* Given problem:
Filter the entries that follow, copying every line in which the word "under" appears.
***** Source data
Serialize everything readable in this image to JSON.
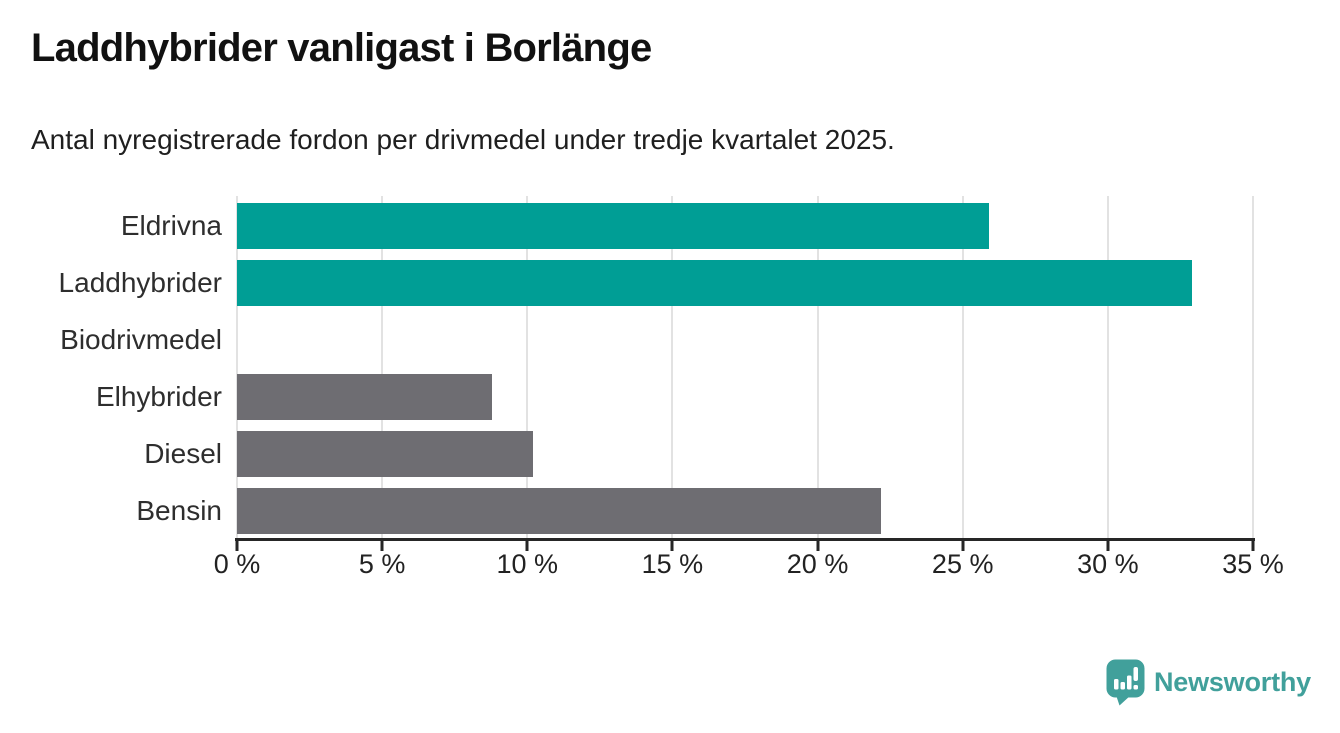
{
  "header": {
    "title": "Laddhybrider vanligast i Borlänge",
    "subtitle": "Antal nyregistrerade fordon per drivmedel under tredje kvartalet 2025."
  },
  "chart_data": {
    "type": "bar",
    "orientation": "horizontal",
    "title": "Laddhybrider vanligast i Borlänge",
    "subtitle": "Antal nyregistrerade fordon per drivmedel under tredje kvartalet 2025.",
    "categories": [
      "Eldrivna",
      "Laddhybrider",
      "Biodrivmedel",
      "Elhybrider",
      "Diesel",
      "Bensin"
    ],
    "values": [
      25.9,
      32.9,
      0,
      8.8,
      10.2,
      22.2
    ],
    "unit": "%",
    "bar_colors": [
      "#009e95",
      "#009e95",
      "#6e6d72",
      "#6e6d72",
      "#6e6d72",
      "#6e6d72"
    ],
    "xlabel": "",
    "ylabel": "",
    "xlim": [
      0,
      35
    ],
    "x_ticks": [
      0,
      5,
      10,
      15,
      20,
      25,
      30,
      35
    ],
    "x_tick_labels": [
      "0 %",
      "5 %",
      "10 %",
      "15 %",
      "20 %",
      "25 %",
      "30 %",
      "35 %"
    ],
    "grid": "vertical-behind-bars",
    "legend": "none"
  },
  "colors": {
    "teal": "#009e95",
    "gray": "#6e6d72",
    "gridline": "#e2e2e2",
    "axis": "#262626",
    "text": "#1f1f1f"
  },
  "footer": {
    "brand": "Newsworthy",
    "brand_color": "#41a09b",
    "logo_icon": "speech-bubble-bar-chart-icon"
  }
}
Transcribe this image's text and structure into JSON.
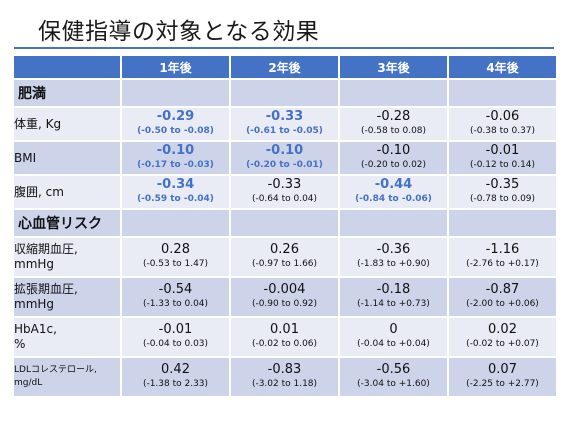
{
  "title": "保健指導の対象となる効果",
  "headers": [
    "",
    "1年後",
    "2年後",
    "3年後",
    "4年後"
  ],
  "sections": [
    {
      "label": "肥満",
      "rows": [
        {
          "label": "体重, Kg",
          "cells": [
            {
              "v": "-0.29",
              "ci": "(-0.50 to -0.08)",
              "hl": true
            },
            {
              "v": "-0.33",
              "ci": "(-0.61 to -0.05)",
              "hl": true
            },
            {
              "v": "-0.28",
              "ci": "(-0.58 to 0.08)",
              "hl": false
            },
            {
              "v": "-0.06",
              "ci": "(-0.38 to 0.37)",
              "hl": false
            }
          ]
        },
        {
          "label": "BMI",
          "cells": [
            {
              "v": "-0.10",
              "ci": "(-0.17 to -0.03)",
              "hl": true
            },
            {
              "v": "-0.10",
              "ci": "(-0.20 to -0.01)",
              "hl": true
            },
            {
              "v": "-0.10",
              "ci": "(-0.20 to 0.02)",
              "hl": false
            },
            {
              "v": "-0.01",
              "ci": "(-0.12 to 0.14)",
              "hl": false
            }
          ]
        },
        {
          "label": "腹囲, cm",
          "cells": [
            {
              "v": "-0.34",
              "ci": "(-0.59 to -0.04)",
              "hl": true
            },
            {
              "v": "-0.33",
              "ci": "(-0.64 to 0.04)",
              "hl": false
            },
            {
              "v": "-0.44",
              "ci": "(-0.84 to -0.06)",
              "hl": true
            },
            {
              "v": "-0.35",
              "ci": "(-0.78 to 0.09)",
              "hl": false
            }
          ]
        }
      ]
    },
    {
      "label": "心血管リスク",
      "rows": [
        {
          "label": "収縮期血圧,\nmmHg",
          "cells": [
            {
              "v": "0.28",
              "ci": "(-0.53 to 1.47)",
              "hl": false
            },
            {
              "v": "0.26",
              "ci": "(-0.97 to 1.66)",
              "hl": false
            },
            {
              "v": "-0.36",
              "ci": "(-1.83 to +0.90)",
              "hl": false
            },
            {
              "v": "-1.16",
              "ci": "(-2.76 to +0.17)",
              "hl": false
            }
          ]
        },
        {
          "label": "拡張期血圧,\nmmHg",
          "cells": [
            {
              "v": "-0.54",
              "ci": "(-1.33 to 0.04)",
              "hl": false
            },
            {
              "v": "-0.004",
              "ci": "(-0.90 to 0.92)",
              "hl": false
            },
            {
              "v": "-0.18",
              "ci": "(-1.14 to +0.73)",
              "hl": false
            },
            {
              "v": "-0.87",
              "ci": "(-2.00 to +0.06)",
              "hl": false
            }
          ]
        },
        {
          "label": "HbA1c,\n%",
          "cells": [
            {
              "v": "-0.01",
              "ci": "(-0.04 to 0.03)",
              "hl": false
            },
            {
              "v": "0.01",
              "ci": "(-0.02 to 0.06)",
              "hl": false
            },
            {
              "v": "0",
              "ci": "(-0.04 to +0.04)",
              "hl": false
            },
            {
              "v": "0.02",
              "ci": "(-0.02 to +0.07)",
              "hl": false
            }
          ]
        },
        {
          "label": "LDLコレステロール,\nmg/dL",
          "small": true,
          "cells": [
            {
              "v": "0.42",
              "ci": "(-1.38 to 2.33)",
              "hl": false
            },
            {
              "v": "-0.83",
              "ci": "(-3.02 to 1.18)",
              "hl": false
            },
            {
              "v": "-0.56",
              "ci": "(-3.04 to +1.60)",
              "hl": false
            },
            {
              "v": "0.07",
              "ci": "(-2.25 to +2.77)",
              "hl": false
            }
          ]
        }
      ]
    }
  ]
}
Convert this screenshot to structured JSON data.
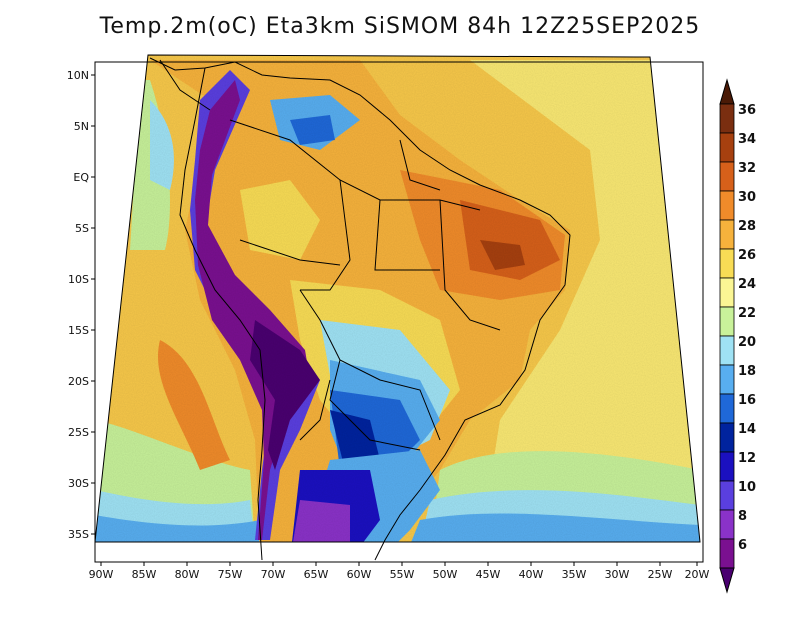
**********
* Response to this exercise:
    "subtitle": "Antal nyregistrerade fordon per drivmedel under tredje kvartalet 2025."
    "subtitle": "Antal nyregistrerade fordon per drivmedel under tredje kvartalet 2025.",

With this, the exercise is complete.